Extract each line of the data below exactly as written.

** Start of Information shown **

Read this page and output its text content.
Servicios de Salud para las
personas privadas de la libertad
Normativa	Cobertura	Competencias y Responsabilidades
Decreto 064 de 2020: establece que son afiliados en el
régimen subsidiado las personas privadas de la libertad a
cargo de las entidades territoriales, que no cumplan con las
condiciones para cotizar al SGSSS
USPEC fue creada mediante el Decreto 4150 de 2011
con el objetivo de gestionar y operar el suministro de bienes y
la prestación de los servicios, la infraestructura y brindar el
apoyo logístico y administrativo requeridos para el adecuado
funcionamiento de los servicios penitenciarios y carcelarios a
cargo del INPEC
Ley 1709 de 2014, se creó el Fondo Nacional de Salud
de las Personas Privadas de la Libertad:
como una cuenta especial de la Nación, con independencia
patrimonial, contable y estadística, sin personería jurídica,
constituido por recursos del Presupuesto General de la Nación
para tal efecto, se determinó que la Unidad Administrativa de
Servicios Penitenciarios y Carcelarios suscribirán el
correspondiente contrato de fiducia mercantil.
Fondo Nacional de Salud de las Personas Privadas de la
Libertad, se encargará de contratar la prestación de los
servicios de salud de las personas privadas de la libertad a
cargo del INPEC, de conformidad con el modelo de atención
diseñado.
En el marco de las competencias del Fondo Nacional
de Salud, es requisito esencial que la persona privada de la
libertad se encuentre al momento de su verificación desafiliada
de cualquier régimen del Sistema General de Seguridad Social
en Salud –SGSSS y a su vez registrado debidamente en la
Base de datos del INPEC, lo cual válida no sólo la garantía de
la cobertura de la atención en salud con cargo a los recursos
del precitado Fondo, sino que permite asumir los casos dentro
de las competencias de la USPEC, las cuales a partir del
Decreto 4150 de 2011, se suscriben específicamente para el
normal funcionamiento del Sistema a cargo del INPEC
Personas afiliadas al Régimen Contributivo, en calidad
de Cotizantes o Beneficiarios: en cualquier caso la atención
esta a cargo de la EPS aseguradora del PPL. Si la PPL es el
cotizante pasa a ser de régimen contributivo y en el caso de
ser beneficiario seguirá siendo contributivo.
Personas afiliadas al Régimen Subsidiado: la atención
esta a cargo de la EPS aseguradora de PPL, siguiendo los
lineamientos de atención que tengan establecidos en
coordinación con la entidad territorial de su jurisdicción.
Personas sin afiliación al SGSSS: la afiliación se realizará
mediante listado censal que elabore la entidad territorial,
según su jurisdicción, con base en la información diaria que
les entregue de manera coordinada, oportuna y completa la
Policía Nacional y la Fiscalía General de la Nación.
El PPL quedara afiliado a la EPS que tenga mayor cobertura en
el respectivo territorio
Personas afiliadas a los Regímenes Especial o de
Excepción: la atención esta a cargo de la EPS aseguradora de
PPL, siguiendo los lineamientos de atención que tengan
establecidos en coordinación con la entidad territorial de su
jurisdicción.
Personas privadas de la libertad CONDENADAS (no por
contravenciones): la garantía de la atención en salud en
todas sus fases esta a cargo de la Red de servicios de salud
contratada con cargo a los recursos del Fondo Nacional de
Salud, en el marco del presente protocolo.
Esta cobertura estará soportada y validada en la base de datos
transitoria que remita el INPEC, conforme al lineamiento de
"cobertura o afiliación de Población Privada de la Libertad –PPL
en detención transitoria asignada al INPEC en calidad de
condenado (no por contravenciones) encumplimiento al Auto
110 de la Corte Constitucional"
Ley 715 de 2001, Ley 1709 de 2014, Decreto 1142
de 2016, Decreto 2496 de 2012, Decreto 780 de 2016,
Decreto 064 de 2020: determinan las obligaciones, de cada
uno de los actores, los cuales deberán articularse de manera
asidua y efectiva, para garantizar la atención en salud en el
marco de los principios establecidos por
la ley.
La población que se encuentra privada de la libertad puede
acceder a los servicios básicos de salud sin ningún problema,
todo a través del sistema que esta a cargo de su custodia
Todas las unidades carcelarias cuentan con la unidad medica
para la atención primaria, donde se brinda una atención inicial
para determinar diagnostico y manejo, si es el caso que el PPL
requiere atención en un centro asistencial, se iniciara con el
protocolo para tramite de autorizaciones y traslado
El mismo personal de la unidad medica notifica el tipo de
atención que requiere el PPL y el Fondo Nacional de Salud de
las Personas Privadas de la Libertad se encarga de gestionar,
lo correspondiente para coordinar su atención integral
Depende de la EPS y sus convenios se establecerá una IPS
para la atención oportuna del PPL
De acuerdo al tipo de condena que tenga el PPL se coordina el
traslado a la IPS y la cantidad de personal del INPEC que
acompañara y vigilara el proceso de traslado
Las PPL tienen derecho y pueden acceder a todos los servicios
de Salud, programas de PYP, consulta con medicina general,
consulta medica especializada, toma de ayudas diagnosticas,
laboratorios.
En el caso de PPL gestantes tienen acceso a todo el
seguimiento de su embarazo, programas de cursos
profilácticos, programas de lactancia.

** End of Information shown **

* [Full output]:
Read this page and output its text content.
Servicios de Salud para las
personas privadas de la libertad
Normativa	Cobertura	Competencias y Responsabilidades
Decreto 064 de 2020: establece que son afiliados en el
régimen subsidiado las personas privadas de la libertad a
cargo de las entidades territoriales, que no cumplan con las
condiciones para cotizar al SGSSS
USPEC fue creada mediante el Decreto 4150 de 2011
con el objetivo de gestionar y operar el suministro de bienes y
la prestación de los servicios, la infraestructura y brindar el
apoyo logístico y administrativo requeridos para el adecuado
funcionamiento de los servicios penitenciarios y carcelarios a
cargo del INPEC
Ley 1709 de 2014, se creó el Fondo Nacional de Salud
de las Personas Privadas de la Libertad:
como una cuenta especial de la Nación, con independencia
patrimonial, contable y estadística, sin personería jurídica,
constituido por recursos del Presupuesto General de la Nación
para tal efecto, se determinó que la Unidad Administrativa de
Servicios Penitenciarios y Carcelarios suscribirán el
correspondiente contrato de fiducia mercantil.
Fondo Nacional de Salud de las Personas Privadas de la
Libertad, se encargará de contratar la prestación de los
servicios de salud de las personas privadas de la libertad a
cargo del INPEC, de conformidad con el modelo de atención
diseñado.
En el marco de las competencias del Fondo Nacional
de Salud, es requisito esencial que la persona privada de la
libertad se encuentre al momento de su verificación desafiliada
de cualquier régimen del Sistema General de Seguridad Social
en Salud –SGSSS y a su vez registrado debidamente en la
Base de datos del INPEC, lo cual válida no sólo la garantía de
la cobertura de la atención en salud con cargo a los recursos
del precitado Fondo, sino que permite asumir los casos dentro
de las competencias de la USPEC, las cuales a partir del
Decreto 4150 de 2011, se suscriben específicamente para el
normal funcionamiento del Sistema a cargo del INPEC
Personas afiliadas al Régimen Contributivo, en calidad
de Cotizantes o Beneficiarios: en cualquier caso la atención
esta a cargo de la EPS aseguradora del PPL. Si la PPL es el
cotizante pasa a ser de régimen contributivo y en el caso de
ser beneficiario seguirá siendo contributivo.
Personas afiliadas al Régimen Subsidiado: la atención
esta a cargo de la EPS aseguradora de PPL, siguiendo los
lineamientos de atención que tengan establecidos en
coordinación con la entidad territorial de su jurisdicción.
Personas sin afiliación al SGSSS: la afiliación se realizará
mediante listado censal que elabore la entidad territorial,
según su jurisdicción, con base en la información diaria que
les entregue de manera coordinada, oportuna y completa la
Policía Nacional y la Fiscalía General de la Nación.
El PPL quedara afiliado a la EPS que tenga mayor cobertura en
el respectivo territorio
Personas afiliadas a los Regímenes Especial o de
Excepción: la atención esta a cargo de la EPS aseguradora de
PPL, siguiendo los lineamientos de atención que tengan
establecidos en coordinación con la entidad territorial de su
jurisdicción.
Personas privadas de la libertad CONDENADAS (no por
contravenciones): la garantía de la atención en salud en
todas sus fases esta a cargo de la Red de servicios de salud
contratada con cargo a los recursos del Fondo Nacional de
Salud, en el marco del presente protocolo.
Esta cobertura estará soportada y validada en la base de datos
transitoria que remita el INPEC, conforme al lineamiento de
"cobertura o afiliación de Población Privada de la Libertad –PPL
en detención transitoria asignada al INPEC en calidad de
condenado (no por contravenciones) encumplimiento al Auto
110 de la Corte Constitucional"
Ley 715 de 2001, Ley 1709 de 2014, Decreto 1142
de 2016, Decreto 2496 de 2012, Decreto 780 de 2016,
Decreto 064 de 2020: determinan las obligaciones, de cada
uno de los actores, los cuales deberán articularse de manera
asidua y efectiva, para garantizar la atención en salud en el
marco de los principios establecidos por
la ley.
La población que se encuentra privada de la libertad puede
acceder a los servicios básicos de salud sin ningún problema,
todo a través del sistema que esta a cargo de su custodia
Todas las unidades carcelarias cuentan con la unidad medica
para la atención primaria, donde se brinda una atención inicial
para determinar diagnostico y manejo, si es el caso que el PPL
requiere atención en un centro asistencial, se iniciara con el
protocolo para tramite de autorizaciones y traslado
El mismo personal de la unidad medica notifica el tipo de
atención que requiere el PPL y el Fondo Nacional de Salud de
las Personas Privadas de la Libertad se encarga de gestionar,
lo correspondiente para coordinar su atención integral
Depende de la EPS y sus convenios se establecerá una IPS
para la atención oportuna del PPL
De acuerdo al tipo de condena que tenga el PPL se coordina el
traslado a la IPS y la cantidad de personal del INPEC que
acompañara y vigilara el proceso de traslado
Las PPL tienen derecho y pueden acceder a todos los servicios
de Salud, programas de PYP, consulta con medicina general,
consulta medica especializada, toma de ayudas diagnosticas,
laboratorios.
En el caso de PPL gestantes tienen acceso a todo el
seguimiento de su embarazo, programas de cursos
profilácticos, programas de lactancia.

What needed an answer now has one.